● GOAL: List each line of the data that holds the word "Obesity".

● EXTRACTED RECORDS:
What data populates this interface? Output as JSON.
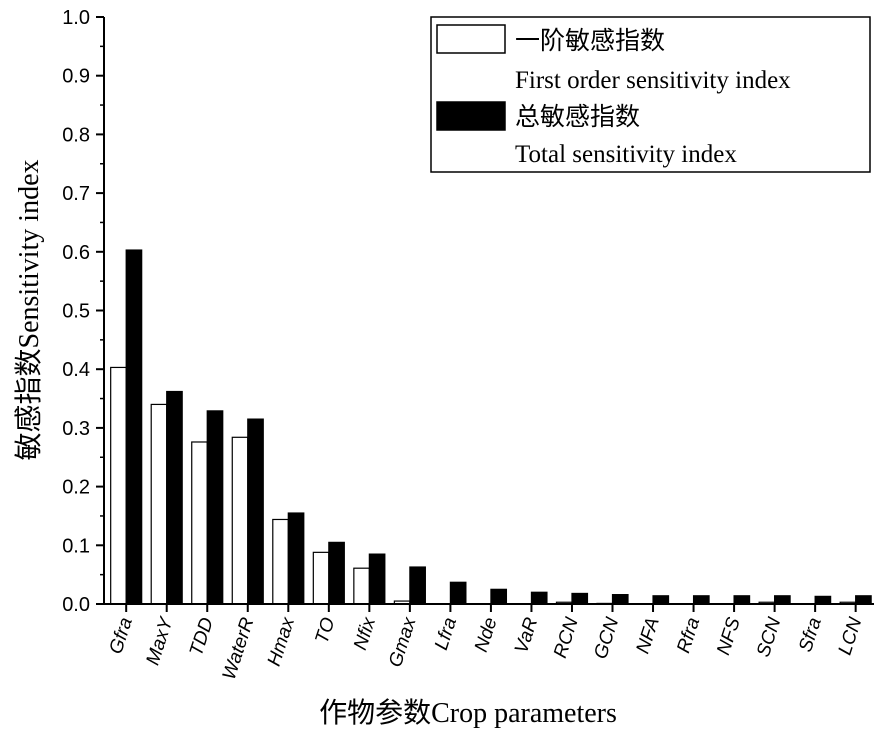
{
  "chart_data": {
    "type": "bar",
    "xlabel": "作物参数Crop parameters",
    "ylabel": "敏感指数Sensitivity index",
    "ylim": [
      0,
      1.0
    ],
    "yticks": [
      "0.0",
      "0.1",
      "0.2",
      "0.3",
      "0.4",
      "0.5",
      "0.6",
      "0.7",
      "0.8",
      "0.9",
      "1.0"
    ],
    "categories": [
      "Gfra",
      "MaxY",
      "TDD",
      "WaterR",
      "Hmax",
      "TO",
      "Nfix",
      "Gmax",
      "Lfra",
      "Nde",
      "VaR",
      "RCN",
      "GCN",
      "NFA",
      "Rfra",
      "NFS",
      "SCN",
      "Sfra",
      "LCN"
    ],
    "series": [
      {
        "name": "一阶敏感指数 First order sensitivity index",
        "legend_cn": "一阶敏感指数",
        "legend_en": "First order sensitivity index",
        "fill": "#ffffff",
        "values": [
          0.403,
          0.34,
          0.276,
          0.284,
          0.144,
          0.088,
          0.061,
          0.005,
          0.0,
          0.0,
          0.0,
          0.003,
          0.001,
          0.0,
          0.0,
          0.0,
          0.003,
          0.0,
          0.003
        ]
      },
      {
        "name": "总敏感指数 Total sensitivity index",
        "legend_cn": "总敏感指数",
        "legend_en": "Total sensitivity index",
        "fill": "#000000",
        "values": [
          0.603,
          0.362,
          0.329,
          0.315,
          0.155,
          0.105,
          0.085,
          0.063,
          0.037,
          0.025,
          0.02,
          0.018,
          0.016,
          0.014,
          0.014,
          0.014,
          0.014,
          0.013,
          0.014
        ]
      }
    ],
    "grid": false,
    "legend_position": "top-right"
  }
}
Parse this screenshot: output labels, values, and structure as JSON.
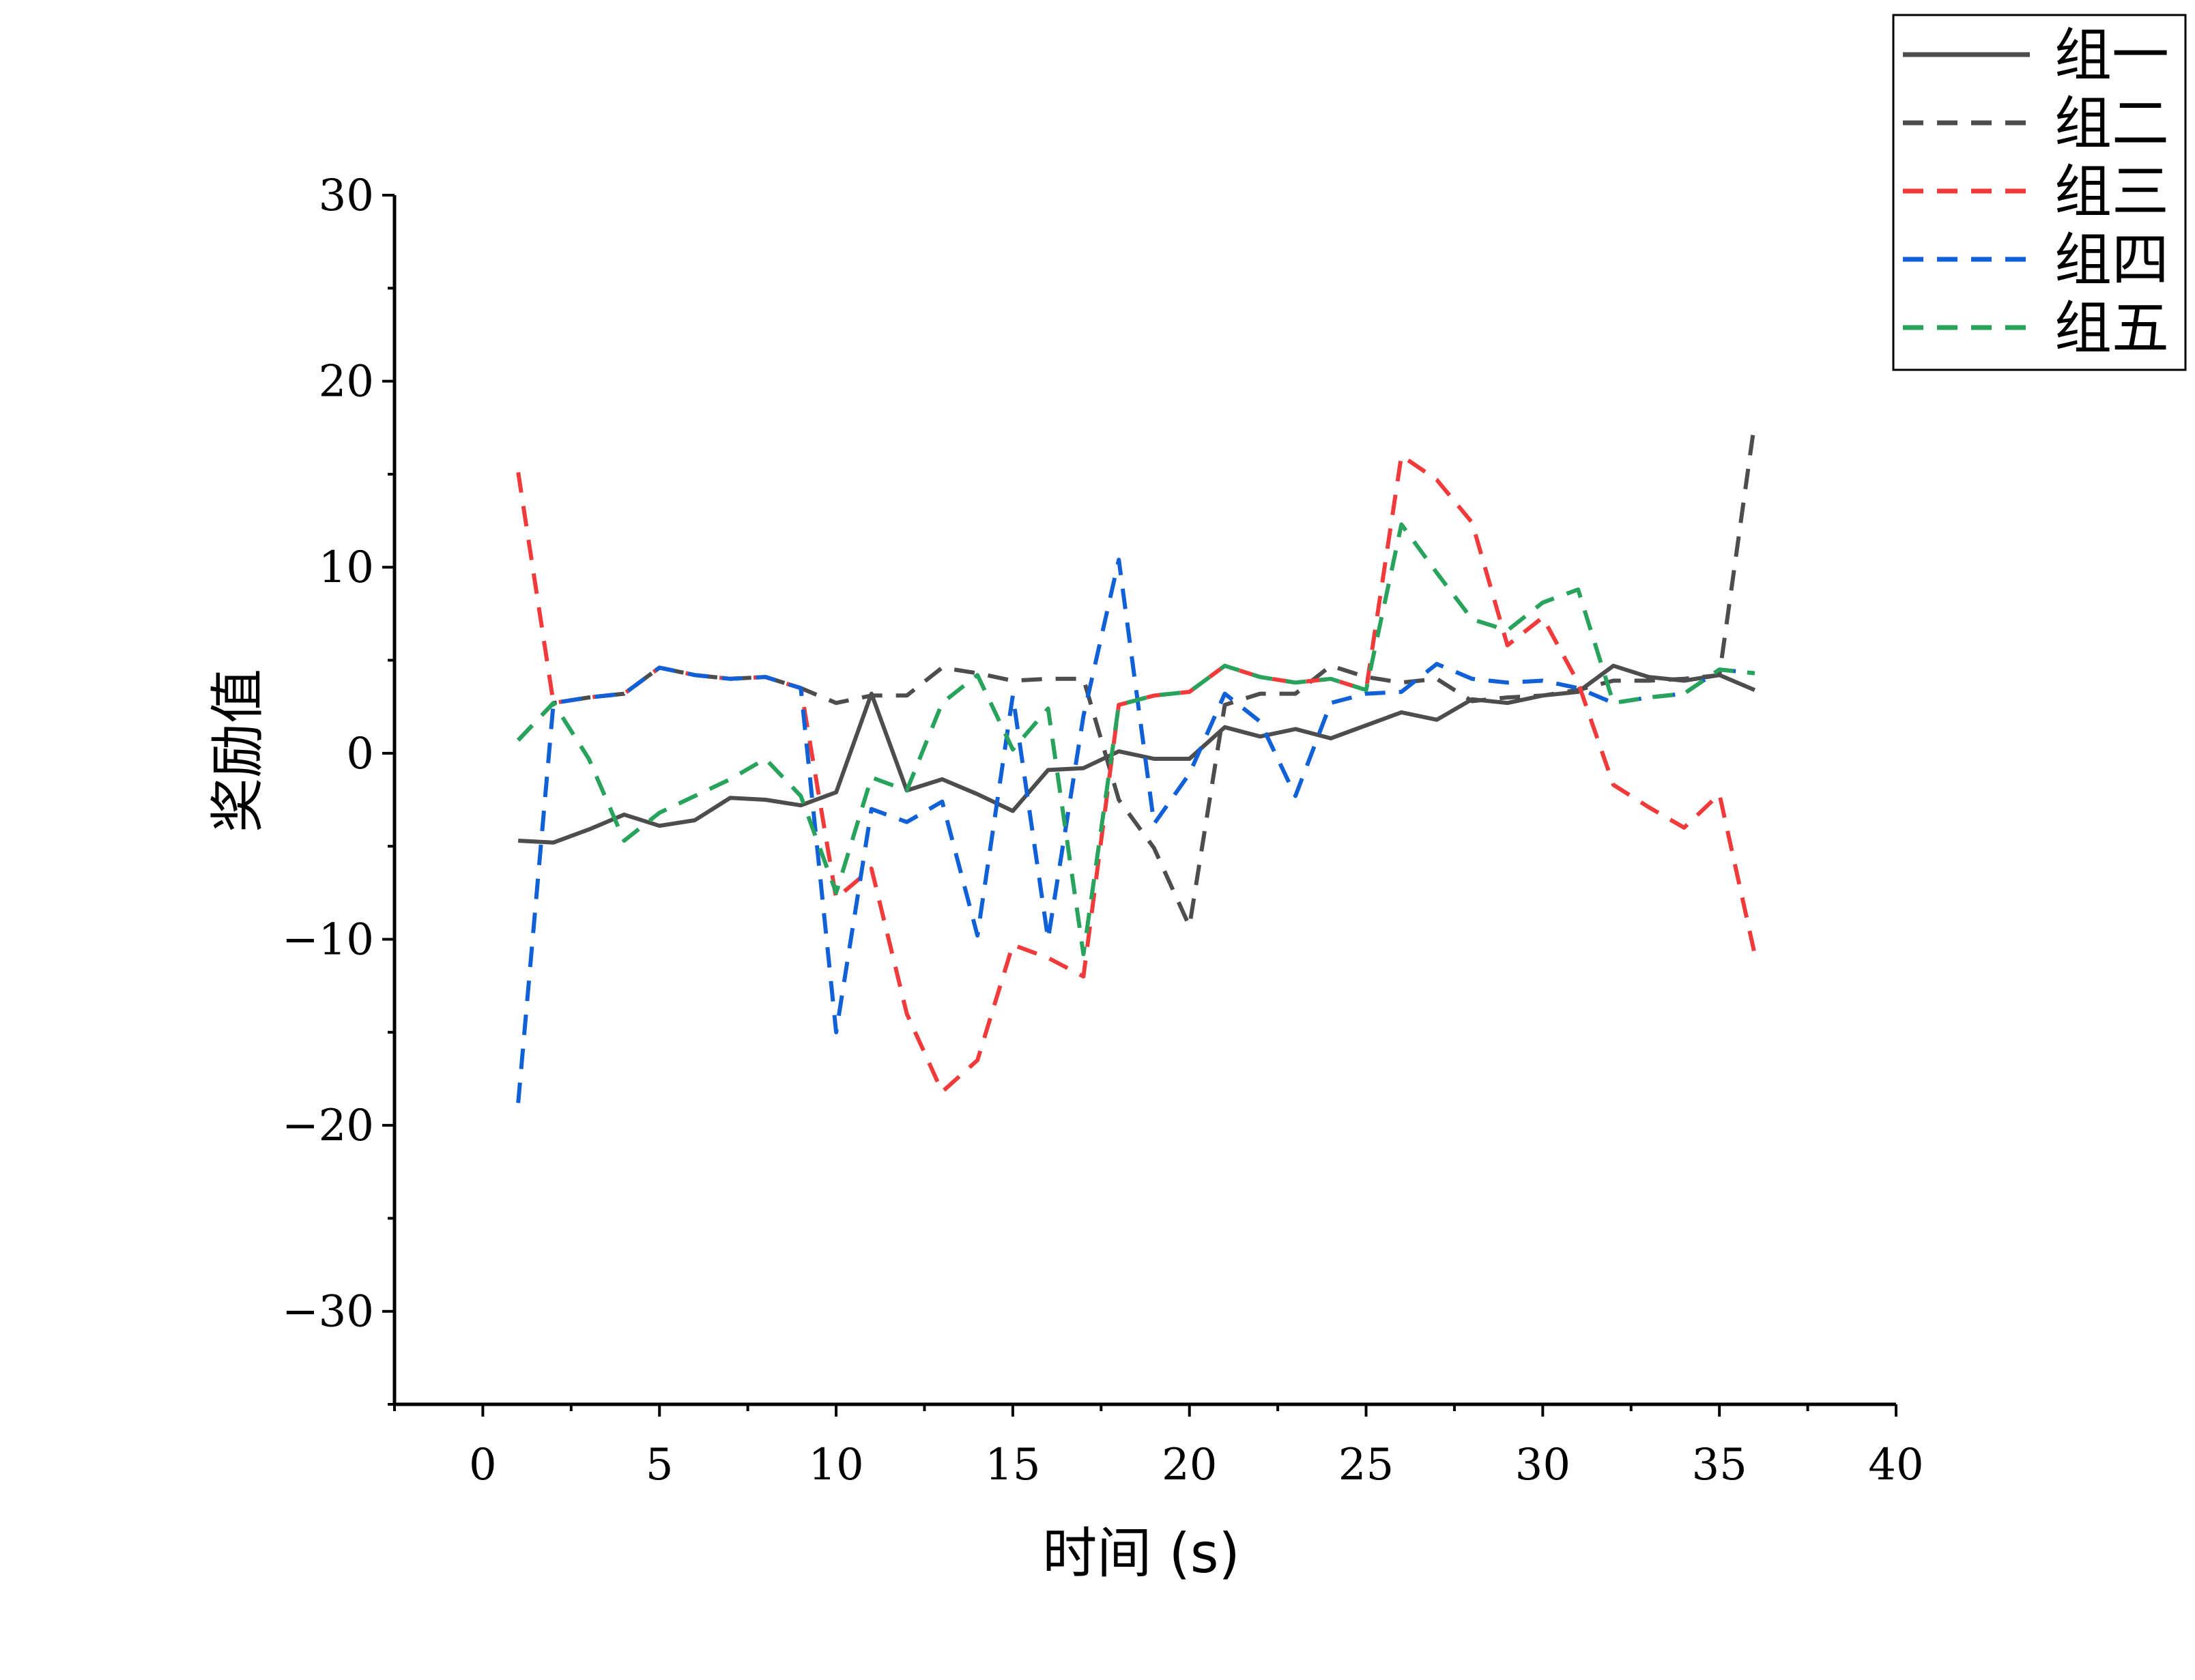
{
  "chart_data": {
    "type": "line",
    "xlabel": "时间 (s)",
    "ylabel": "奖励值",
    "xlim": [
      -2.5,
      40
    ],
    "ylim": [
      -35,
      30
    ],
    "xticks": [
      0,
      5,
      10,
      15,
      20,
      25,
      30,
      35,
      40
    ],
    "yticks": [
      30,
      20,
      10,
      0,
      -10,
      -20,
      -30
    ],
    "xtick_labels": [
      "0",
      "5",
      "10",
      "15",
      "20",
      "25",
      "30",
      "35",
      "40"
    ],
    "ytick_labels": [
      "30",
      "20",
      "10",
      "0",
      "−10",
      "−20",
      "−30"
    ],
    "grid": false,
    "legend_position": "top-right",
    "x": [
      1,
      2,
      3,
      4,
      5,
      6,
      7,
      8,
      9,
      10,
      11,
      12,
      13,
      14,
      15,
      16,
      17,
      18,
      19,
      20,
      21,
      22,
      23,
      24,
      25,
      26,
      27,
      28,
      29,
      30,
      31,
      32,
      33,
      34,
      35,
      36
    ],
    "series": [
      {
        "name": "组一",
        "color": "#4d4d4d",
        "dash": "solid",
        "values": [
          -4.7,
          -4.8,
          -4.1,
          -3.3,
          -3.9,
          -3.6,
          -2.4,
          -2.5,
          -2.8,
          -2.1,
          3.2,
          -2.0,
          -1.4,
          -2.2,
          -3.1,
          -0.9,
          -0.8,
          0.1,
          -0.3,
          -0.3,
          1.4,
          0.9,
          1.3,
          0.8,
          1.5,
          2.2,
          1.8,
          2.9,
          2.7,
          3.1,
          3.3,
          4.7,
          4.1,
          3.9,
          4.2,
          3.4
        ]
      },
      {
        "name": "组二",
        "color": "#4d4d4d",
        "dash": "dash",
        "values": [
          0.7,
          2.7,
          3.0,
          3.2,
          4.6,
          4.2,
          4.0,
          4.1,
          3.5,
          2.7,
          3.1,
          3.1,
          4.6,
          4.3,
          3.9,
          4.0,
          4.0,
          -2.5,
          -5.1,
          -9.3,
          2.6,
          3.2,
          3.2,
          4.7,
          4.1,
          3.8,
          4.0,
          2.8,
          3.0,
          3.1,
          3.4,
          3.9,
          3.9,
          4.0,
          4.2,
          17.8
        ]
      },
      {
        "name": "组三",
        "color": "#f23a3a",
        "dash": "dash",
        "values": [
          15.1,
          2.7,
          3.0,
          3.2,
          4.6,
          4.2,
          4.0,
          4.1,
          3.5,
          -7.8,
          -6.2,
          -14.0,
          -18.2,
          -16.5,
          -10.3,
          -11.0,
          -12.0,
          2.6,
          3.1,
          3.3,
          4.7,
          4.1,
          3.8,
          4.0,
          3.4,
          16.0,
          14.7,
          12.4,
          5.8,
          7.3,
          3.8,
          -1.7,
          -2.9,
          -4.0,
          -2.2,
          -10.8
        ]
      },
      {
        "name": "组四",
        "color": "#1060d8",
        "dash": "dash",
        "values": [
          -18.8,
          2.7,
          3.0,
          3.2,
          4.6,
          4.2,
          4.0,
          4.1,
          3.5,
          -15.0,
          -3.0,
          -3.7,
          -2.6,
          -9.8,
          3.1,
          -10.0,
          2.0,
          10.4,
          -3.8,
          -1.1,
          3.2,
          1.7,
          -2.3,
          2.7,
          3.2,
          3.3,
          4.8,
          4.0,
          3.8,
          3.9,
          3.5,
          2.7,
          3.0,
          3.2,
          4.5,
          4.3
        ]
      },
      {
        "name": "组五",
        "color": "#27a35b",
        "dash": "dash",
        "values": [
          0.7,
          2.7,
          -0.3,
          -4.7,
          -3.2,
          -2.3,
          -1.4,
          -0.3,
          -2.3,
          -7.5,
          -1.3,
          -2.0,
          2.7,
          4.2,
          0.2,
          2.4,
          -10.8,
          2.6,
          3.1,
          3.3,
          4.7,
          4.1,
          3.8,
          4.0,
          3.4,
          12.3,
          9.7,
          7.2,
          6.6,
          8.1,
          8.8,
          2.7,
          3.0,
          3.2,
          4.5,
          4.3
        ]
      }
    ]
  }
}
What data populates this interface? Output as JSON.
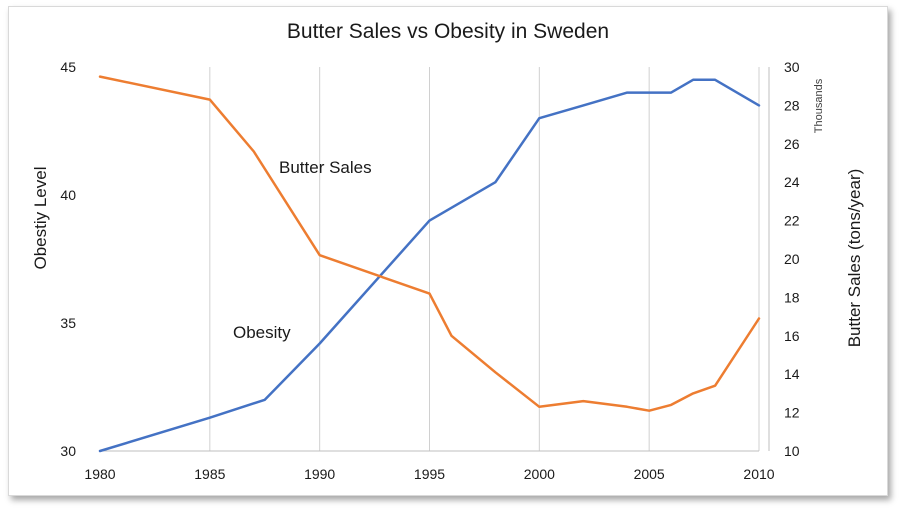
{
  "chart_data": {
    "type": "line",
    "title": "Butter Sales vs Obesity in Sweden",
    "ylabel_left": "Obestiy Level",
    "ylabel_right": "Butter Sales (tons/year)",
    "right_axis_unit": "Thousands",
    "xlim": [
      1980,
      2010
    ],
    "ylim_left": [
      30,
      45
    ],
    "ylim_right": [
      10,
      30
    ],
    "x_ticks": [
      "1980",
      "1985",
      "1990",
      "1995",
      "2000",
      "2005",
      "2010"
    ],
    "y_ticks_left": [
      "30",
      "35",
      "40",
      "45"
    ],
    "y_ticks_right": [
      "10",
      "12",
      "14",
      "16",
      "18",
      "20",
      "22",
      "24",
      "26",
      "28",
      "30"
    ],
    "grid": "vertical",
    "annotations": [
      {
        "text": "Butter Sales",
        "series": "Butter Sales"
      },
      {
        "text": "Obesity",
        "series": "Obesity"
      }
    ],
    "series": [
      {
        "name": "Obesity",
        "axis": "left",
        "color": "#4472c4",
        "x": [
          1980,
          1985,
          1987.5,
          1990,
          1995,
          1998,
          2000,
          2002,
          2004,
          2005,
          2006,
          2007,
          2008,
          2010
        ],
        "values": [
          30,
          31.3,
          32,
          34.2,
          39,
          40.5,
          43,
          43.5,
          44,
          44,
          44,
          44.5,
          44.5,
          43.5
        ]
      },
      {
        "name": "Butter Sales",
        "axis": "right",
        "color": "#ed7d31",
        "x": [
          1980,
          1985,
          1987,
          1990,
          1995,
          1996,
          1998,
          2000,
          2002,
          2004,
          2005,
          2006,
          2007,
          2008,
          2010
        ],
        "values": [
          29.5,
          28.3,
          25.6,
          20.2,
          18.2,
          16,
          14.1,
          12.3,
          12.6,
          12.3,
          12.1,
          12.4,
          13,
          13.4,
          16.9
        ]
      }
    ]
  }
}
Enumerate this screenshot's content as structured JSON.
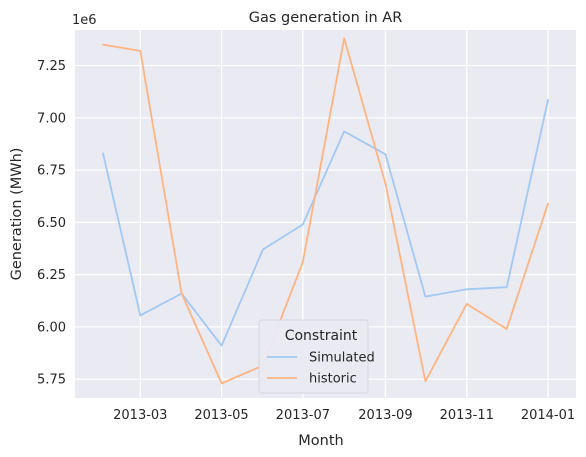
{
  "chart_data": {
    "type": "line",
    "title": "Gas generation in AR",
    "xlabel": "Month",
    "ylabel": "Generation (MWh)",
    "y_offset_label": "1e6",
    "x": [
      "2013-02-01",
      "2013-03-01",
      "2013-04-01",
      "2013-05-01",
      "2013-06-01",
      "2013-07-01",
      "2013-08-01",
      "2013-09-01",
      "2013-10-01",
      "2013-11-01",
      "2013-12-01",
      "2014-01-01"
    ],
    "x_ticks": [
      "2013-03-01",
      "2013-05-01",
      "2013-07-01",
      "2013-09-01",
      "2013-11-01",
      "2014-01-01"
    ],
    "x_tick_labels": [
      "2013-03",
      "2013-05",
      "2013-07",
      "2013-09",
      "2013-11",
      "2014-01"
    ],
    "x_range": [
      "2013-01-11",
      "2014-01-22"
    ],
    "y_ticks": [
      5.75,
      6.0,
      6.25,
      6.5,
      6.75,
      7.0,
      7.25
    ],
    "y_tick_labels": [
      "5.75",
      "6.00",
      "6.25",
      "6.50",
      "6.75",
      "7.00",
      "7.25"
    ],
    "ylim": [
      5.66,
      7.42
    ],
    "grid": true,
    "legend": {
      "title": "Constraint",
      "placement": "lower center"
    },
    "series": [
      {
        "name": "Simulated",
        "color": "#a1c9f4",
        "values": [
          6.83,
          6.055,
          6.16,
          5.91,
          6.37,
          6.49,
          6.935,
          6.825,
          6.145,
          6.18,
          6.19,
          7.085
        ]
      },
      {
        "name": "historic",
        "color": "#ffb482",
        "values": [
          7.35,
          7.32,
          6.16,
          5.73,
          5.815,
          6.31,
          7.38,
          6.685,
          5.74,
          6.11,
          5.99,
          6.59
        ]
      }
    ]
  }
}
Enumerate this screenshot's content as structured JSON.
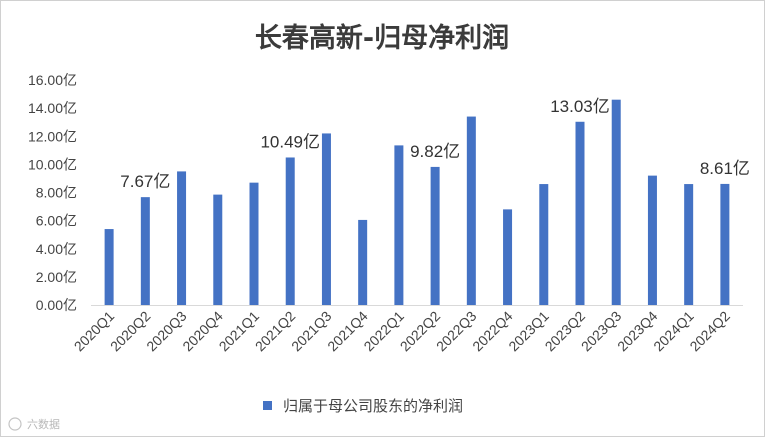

● TASK SOLUTION:
    "title": "Butter Sales vs Obesity in Sweden",
        "text": "Obesity",
        "series": "Obesity"
        "name": "Obesity",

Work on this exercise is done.